EXERCISE MATERIAL:
>> begin
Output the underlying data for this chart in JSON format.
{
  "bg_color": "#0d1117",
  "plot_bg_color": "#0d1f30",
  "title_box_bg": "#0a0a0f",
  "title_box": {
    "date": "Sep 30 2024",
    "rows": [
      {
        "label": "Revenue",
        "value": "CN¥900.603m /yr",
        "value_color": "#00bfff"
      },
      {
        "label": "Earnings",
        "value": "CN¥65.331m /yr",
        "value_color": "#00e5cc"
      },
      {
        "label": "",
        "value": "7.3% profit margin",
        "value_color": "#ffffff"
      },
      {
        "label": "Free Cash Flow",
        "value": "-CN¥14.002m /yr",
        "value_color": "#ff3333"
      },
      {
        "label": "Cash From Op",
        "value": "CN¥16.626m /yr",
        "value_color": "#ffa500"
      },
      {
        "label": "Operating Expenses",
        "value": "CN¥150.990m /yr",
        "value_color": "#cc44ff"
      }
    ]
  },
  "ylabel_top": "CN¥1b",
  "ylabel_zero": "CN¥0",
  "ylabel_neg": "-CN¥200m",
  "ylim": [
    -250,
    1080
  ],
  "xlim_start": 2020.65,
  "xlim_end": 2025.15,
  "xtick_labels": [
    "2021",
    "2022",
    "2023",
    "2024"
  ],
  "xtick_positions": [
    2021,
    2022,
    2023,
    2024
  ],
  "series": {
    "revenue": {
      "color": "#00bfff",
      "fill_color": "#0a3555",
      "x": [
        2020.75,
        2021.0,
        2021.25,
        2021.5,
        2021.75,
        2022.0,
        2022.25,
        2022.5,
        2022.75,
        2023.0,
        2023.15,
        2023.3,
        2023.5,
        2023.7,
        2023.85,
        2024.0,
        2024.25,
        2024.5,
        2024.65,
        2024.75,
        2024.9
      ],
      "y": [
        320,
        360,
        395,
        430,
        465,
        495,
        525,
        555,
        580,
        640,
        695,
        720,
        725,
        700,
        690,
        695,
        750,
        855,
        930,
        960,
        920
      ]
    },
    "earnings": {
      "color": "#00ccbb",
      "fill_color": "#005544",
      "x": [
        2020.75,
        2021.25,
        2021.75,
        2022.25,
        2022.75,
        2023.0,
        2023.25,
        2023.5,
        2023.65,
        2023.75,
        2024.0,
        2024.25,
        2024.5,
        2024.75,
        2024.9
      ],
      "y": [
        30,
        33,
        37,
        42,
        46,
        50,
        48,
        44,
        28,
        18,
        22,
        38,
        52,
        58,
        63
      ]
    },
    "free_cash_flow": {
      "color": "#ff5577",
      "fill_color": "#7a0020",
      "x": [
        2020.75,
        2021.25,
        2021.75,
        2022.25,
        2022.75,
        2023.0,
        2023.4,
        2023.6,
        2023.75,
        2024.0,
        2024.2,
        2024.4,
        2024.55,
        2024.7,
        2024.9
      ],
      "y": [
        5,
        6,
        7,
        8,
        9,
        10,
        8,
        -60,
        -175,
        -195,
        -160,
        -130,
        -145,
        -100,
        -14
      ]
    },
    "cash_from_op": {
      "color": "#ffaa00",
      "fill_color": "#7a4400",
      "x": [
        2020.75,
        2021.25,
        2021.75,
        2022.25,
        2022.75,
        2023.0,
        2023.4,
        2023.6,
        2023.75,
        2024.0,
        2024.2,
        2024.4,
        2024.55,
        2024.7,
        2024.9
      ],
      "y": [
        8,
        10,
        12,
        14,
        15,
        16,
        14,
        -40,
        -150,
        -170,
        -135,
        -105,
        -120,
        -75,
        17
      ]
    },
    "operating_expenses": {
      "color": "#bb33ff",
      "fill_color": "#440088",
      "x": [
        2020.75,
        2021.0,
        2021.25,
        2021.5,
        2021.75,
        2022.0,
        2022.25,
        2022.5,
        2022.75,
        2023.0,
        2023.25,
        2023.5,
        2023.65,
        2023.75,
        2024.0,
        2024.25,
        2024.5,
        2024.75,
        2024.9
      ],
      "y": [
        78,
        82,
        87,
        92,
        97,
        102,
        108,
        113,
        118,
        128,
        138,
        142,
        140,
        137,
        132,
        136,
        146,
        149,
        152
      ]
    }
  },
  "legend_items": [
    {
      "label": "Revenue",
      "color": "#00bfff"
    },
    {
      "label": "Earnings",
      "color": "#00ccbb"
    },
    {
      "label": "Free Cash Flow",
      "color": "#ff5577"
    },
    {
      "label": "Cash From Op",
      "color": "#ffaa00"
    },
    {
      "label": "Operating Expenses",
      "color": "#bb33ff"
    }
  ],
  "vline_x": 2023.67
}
>> end
REQUIREMENT:
Transcribe all entries exactly as they are given.

SOLUTION FOR THIS EXERCISE:
Output the underlying data for this chart in JSON format.
{
  "bg_color": "#0d1117",
  "plot_bg_color": "#0d1f30",
  "title_box_bg": "#0a0a0f",
  "title_box": {
    "date": "Sep 30 2024",
    "rows": [
      {
        "label": "Revenue",
        "value": "CN¥900.603m /yr",
        "value_color": "#00bfff"
      },
      {
        "label": "Earnings",
        "value": "CN¥65.331m /yr",
        "value_color": "#00e5cc"
      },
      {
        "label": "",
        "value": "7.3% profit margin",
        "value_color": "#ffffff"
      },
      {
        "label": "Free Cash Flow",
        "value": "-CN¥14.002m /yr",
        "value_color": "#ff3333"
      },
      {
        "label": "Cash From Op",
        "value": "CN¥16.626m /yr",
        "value_color": "#ffa500"
      },
      {
        "label": "Operating Expenses",
        "value": "CN¥150.990m /yr",
        "value_color": "#cc44ff"
      }
    ]
  },
  "ylabel_top": "CN¥1b",
  "ylabel_zero": "CN¥0",
  "ylabel_neg": "-CN¥200m",
  "ylim": [
    -250,
    1080
  ],
  "xlim_start": 2020.65,
  "xlim_end": 2025.15,
  "xtick_labels": [
    "2021",
    "2022",
    "2023",
    "2024"
  ],
  "xtick_positions": [
    2021,
    2022,
    2023,
    2024
  ],
  "series": {
    "revenue": {
      "color": "#00bfff",
      "fill_color": "#0a3555",
      "x": [
        2020.75,
        2021.0,
        2021.25,
        2021.5,
        2021.75,
        2022.0,
        2022.25,
        2022.5,
        2022.75,
        2023.0,
        2023.15,
        2023.3,
        2023.5,
        2023.7,
        2023.85,
        2024.0,
        2024.25,
        2024.5,
        2024.65,
        2024.75,
        2024.9
      ],
      "y": [
        320,
        360,
        395,
        430,
        465,
        495,
        525,
        555,
        580,
        640,
        695,
        720,
        725,
        700,
        690,
        695,
        750,
        855,
        930,
        960,
        920
      ]
    },
    "earnings": {
      "color": "#00ccbb",
      "fill_color": "#005544",
      "x": [
        2020.75,
        2021.25,
        2021.75,
        2022.25,
        2022.75,
        2023.0,
        2023.25,
        2023.5,
        2023.65,
        2023.75,
        2024.0,
        2024.25,
        2024.5,
        2024.75,
        2024.9
      ],
      "y": [
        30,
        33,
        37,
        42,
        46,
        50,
        48,
        44,
        28,
        18,
        22,
        38,
        52,
        58,
        63
      ]
    },
    "free_cash_flow": {
      "color": "#ff5577",
      "fill_color": "#7a0020",
      "x": [
        2020.75,
        2021.25,
        2021.75,
        2022.25,
        2022.75,
        2023.0,
        2023.4,
        2023.6,
        2023.75,
        2024.0,
        2024.2,
        2024.4,
        2024.55,
        2024.7,
        2024.9
      ],
      "y": [
        5,
        6,
        7,
        8,
        9,
        10,
        8,
        -60,
        -175,
        -195,
        -160,
        -130,
        -145,
        -100,
        -14
      ]
    },
    "cash_from_op": {
      "color": "#ffaa00",
      "fill_color": "#7a4400",
      "x": [
        2020.75,
        2021.25,
        2021.75,
        2022.25,
        2022.75,
        2023.0,
        2023.4,
        2023.6,
        2023.75,
        2024.0,
        2024.2,
        2024.4,
        2024.55,
        2024.7,
        2024.9
      ],
      "y": [
        8,
        10,
        12,
        14,
        15,
        16,
        14,
        -40,
        -150,
        -170,
        -135,
        -105,
        -120,
        -75,
        17
      ]
    },
    "operating_expenses": {
      "color": "#bb33ff",
      "fill_color": "#440088",
      "x": [
        2020.75,
        2021.0,
        2021.25,
        2021.5,
        2021.75,
        2022.0,
        2022.25,
        2022.5,
        2022.75,
        2023.0,
        2023.25,
        2023.5,
        2023.65,
        2023.75,
        2024.0,
        2024.25,
        2024.5,
        2024.75,
        2024.9
      ],
      "y": [
        78,
        82,
        87,
        92,
        97,
        102,
        108,
        113,
        118,
        128,
        138,
        142,
        140,
        137,
        132,
        136,
        146,
        149,
        152
      ]
    }
  },
  "legend_items": [
    {
      "label": "Revenue",
      "color": "#00bfff"
    },
    {
      "label": "Earnings",
      "color": "#00ccbb"
    },
    {
      "label": "Free Cash Flow",
      "color": "#ff5577"
    },
    {
      "label": "Cash From Op",
      "color": "#ffaa00"
    },
    {
      "label": "Operating Expenses",
      "color": "#bb33ff"
    }
  ],
  "vline_x": 2023.67
}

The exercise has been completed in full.